## What you will do
In the material below, the lines containing the word "Aveo" are required; copy each of them.

## Supplied data
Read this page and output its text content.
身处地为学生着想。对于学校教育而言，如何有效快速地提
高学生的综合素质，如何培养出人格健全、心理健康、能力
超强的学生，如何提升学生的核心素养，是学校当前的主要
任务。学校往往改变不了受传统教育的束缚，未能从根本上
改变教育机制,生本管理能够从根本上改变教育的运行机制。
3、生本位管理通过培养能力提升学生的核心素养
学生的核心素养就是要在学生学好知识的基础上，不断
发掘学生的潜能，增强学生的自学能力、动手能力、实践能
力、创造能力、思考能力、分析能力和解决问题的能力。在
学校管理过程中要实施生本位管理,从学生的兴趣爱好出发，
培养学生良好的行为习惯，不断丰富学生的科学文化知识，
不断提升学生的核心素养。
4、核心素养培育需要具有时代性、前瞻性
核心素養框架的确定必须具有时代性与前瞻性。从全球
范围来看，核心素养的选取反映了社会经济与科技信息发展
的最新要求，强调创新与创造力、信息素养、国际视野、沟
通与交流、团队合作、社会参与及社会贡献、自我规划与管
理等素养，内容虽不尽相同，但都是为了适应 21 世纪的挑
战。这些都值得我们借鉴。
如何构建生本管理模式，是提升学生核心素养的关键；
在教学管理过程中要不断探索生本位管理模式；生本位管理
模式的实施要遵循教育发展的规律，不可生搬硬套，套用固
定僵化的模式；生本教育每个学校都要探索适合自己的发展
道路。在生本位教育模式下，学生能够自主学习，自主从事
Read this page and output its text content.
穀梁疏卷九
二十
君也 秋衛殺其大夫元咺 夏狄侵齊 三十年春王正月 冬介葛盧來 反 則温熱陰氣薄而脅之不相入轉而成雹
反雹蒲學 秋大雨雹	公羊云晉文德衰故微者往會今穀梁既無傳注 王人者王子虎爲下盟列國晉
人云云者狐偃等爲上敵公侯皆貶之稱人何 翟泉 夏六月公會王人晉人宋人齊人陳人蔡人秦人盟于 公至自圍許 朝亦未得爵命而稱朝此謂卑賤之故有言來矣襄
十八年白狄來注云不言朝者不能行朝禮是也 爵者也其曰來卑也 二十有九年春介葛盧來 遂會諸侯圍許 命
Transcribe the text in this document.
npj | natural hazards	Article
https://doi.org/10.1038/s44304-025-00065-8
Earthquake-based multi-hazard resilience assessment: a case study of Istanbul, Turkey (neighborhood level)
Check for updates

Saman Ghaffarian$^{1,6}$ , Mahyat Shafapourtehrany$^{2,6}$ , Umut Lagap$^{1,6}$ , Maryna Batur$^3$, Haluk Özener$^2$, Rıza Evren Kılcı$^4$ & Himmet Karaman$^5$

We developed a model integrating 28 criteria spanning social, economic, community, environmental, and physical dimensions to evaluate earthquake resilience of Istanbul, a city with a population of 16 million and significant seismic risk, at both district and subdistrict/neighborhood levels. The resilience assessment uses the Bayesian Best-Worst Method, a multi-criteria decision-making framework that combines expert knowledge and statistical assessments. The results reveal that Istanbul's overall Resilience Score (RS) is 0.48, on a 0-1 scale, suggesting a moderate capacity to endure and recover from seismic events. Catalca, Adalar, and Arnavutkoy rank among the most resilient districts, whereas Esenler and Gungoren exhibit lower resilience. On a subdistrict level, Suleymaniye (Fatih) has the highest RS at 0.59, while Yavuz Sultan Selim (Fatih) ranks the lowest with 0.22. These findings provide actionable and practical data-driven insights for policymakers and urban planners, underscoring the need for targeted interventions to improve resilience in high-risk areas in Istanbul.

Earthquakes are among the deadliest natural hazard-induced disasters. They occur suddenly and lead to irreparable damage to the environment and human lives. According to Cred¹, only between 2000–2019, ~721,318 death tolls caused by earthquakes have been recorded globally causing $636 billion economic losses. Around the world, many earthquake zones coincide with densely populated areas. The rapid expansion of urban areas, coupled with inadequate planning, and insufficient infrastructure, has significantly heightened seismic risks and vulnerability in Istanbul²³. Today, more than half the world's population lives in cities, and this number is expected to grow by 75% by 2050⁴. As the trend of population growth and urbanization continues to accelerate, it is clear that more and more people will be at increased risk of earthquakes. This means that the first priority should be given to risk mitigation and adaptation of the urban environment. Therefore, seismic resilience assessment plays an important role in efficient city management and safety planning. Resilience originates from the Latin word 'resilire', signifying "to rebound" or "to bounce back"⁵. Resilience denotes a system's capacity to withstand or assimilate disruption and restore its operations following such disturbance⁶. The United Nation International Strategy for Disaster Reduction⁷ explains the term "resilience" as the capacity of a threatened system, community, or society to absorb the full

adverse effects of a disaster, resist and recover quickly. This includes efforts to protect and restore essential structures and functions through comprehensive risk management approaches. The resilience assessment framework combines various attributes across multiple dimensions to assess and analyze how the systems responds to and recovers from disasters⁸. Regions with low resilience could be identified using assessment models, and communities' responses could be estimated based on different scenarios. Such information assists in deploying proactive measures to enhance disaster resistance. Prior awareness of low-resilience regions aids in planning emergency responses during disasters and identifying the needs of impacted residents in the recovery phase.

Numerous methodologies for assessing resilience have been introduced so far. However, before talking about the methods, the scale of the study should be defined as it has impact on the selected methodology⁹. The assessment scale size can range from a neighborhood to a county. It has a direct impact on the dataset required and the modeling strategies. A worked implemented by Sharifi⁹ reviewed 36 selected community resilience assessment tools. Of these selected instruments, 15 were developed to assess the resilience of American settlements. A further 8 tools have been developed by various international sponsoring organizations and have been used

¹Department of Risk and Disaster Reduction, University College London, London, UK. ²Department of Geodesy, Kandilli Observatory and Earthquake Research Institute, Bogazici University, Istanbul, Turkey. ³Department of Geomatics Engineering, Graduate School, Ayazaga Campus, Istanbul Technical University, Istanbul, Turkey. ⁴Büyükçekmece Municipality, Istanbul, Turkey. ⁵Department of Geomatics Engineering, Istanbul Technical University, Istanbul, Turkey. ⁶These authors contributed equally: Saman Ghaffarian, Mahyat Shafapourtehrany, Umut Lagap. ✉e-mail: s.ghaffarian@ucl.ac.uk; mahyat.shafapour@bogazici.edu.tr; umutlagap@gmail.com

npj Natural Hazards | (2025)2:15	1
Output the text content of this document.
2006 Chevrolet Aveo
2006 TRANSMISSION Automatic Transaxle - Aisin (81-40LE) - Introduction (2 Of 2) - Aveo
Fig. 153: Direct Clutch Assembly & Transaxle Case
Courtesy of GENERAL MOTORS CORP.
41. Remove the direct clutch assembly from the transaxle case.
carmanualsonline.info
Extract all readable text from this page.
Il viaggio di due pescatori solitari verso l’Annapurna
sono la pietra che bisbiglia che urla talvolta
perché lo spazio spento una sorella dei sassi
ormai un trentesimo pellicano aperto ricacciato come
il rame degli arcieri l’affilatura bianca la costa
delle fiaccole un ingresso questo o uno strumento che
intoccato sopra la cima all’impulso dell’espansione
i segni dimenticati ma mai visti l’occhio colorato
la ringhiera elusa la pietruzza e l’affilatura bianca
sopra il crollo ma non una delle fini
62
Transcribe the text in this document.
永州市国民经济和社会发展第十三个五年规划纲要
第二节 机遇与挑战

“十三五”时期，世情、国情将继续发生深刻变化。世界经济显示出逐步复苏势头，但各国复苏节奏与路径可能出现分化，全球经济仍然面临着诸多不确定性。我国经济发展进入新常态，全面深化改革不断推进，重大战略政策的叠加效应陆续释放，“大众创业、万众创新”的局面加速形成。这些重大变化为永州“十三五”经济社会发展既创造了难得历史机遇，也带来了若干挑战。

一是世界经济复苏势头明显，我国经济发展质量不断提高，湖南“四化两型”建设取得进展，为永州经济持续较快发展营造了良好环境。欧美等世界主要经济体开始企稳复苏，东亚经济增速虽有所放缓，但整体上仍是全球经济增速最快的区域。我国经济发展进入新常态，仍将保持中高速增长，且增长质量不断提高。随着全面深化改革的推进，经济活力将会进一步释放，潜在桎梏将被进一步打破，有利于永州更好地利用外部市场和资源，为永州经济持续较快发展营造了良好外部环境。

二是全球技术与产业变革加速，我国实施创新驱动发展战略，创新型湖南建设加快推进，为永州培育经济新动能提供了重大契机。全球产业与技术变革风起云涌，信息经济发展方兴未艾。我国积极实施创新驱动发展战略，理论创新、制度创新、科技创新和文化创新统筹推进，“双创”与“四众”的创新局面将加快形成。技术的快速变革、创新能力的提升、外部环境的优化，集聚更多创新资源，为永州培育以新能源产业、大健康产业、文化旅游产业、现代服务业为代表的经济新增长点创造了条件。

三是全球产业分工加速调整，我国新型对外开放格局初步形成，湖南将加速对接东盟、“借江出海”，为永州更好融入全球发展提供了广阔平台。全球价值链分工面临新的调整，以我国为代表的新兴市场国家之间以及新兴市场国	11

## Problem solution
2006 Chevrolet Aveo
2006 TRANSMISSION Automatic Transaxle - Aisin (81-40LE) - Introduction (2 Of 2) - Aveo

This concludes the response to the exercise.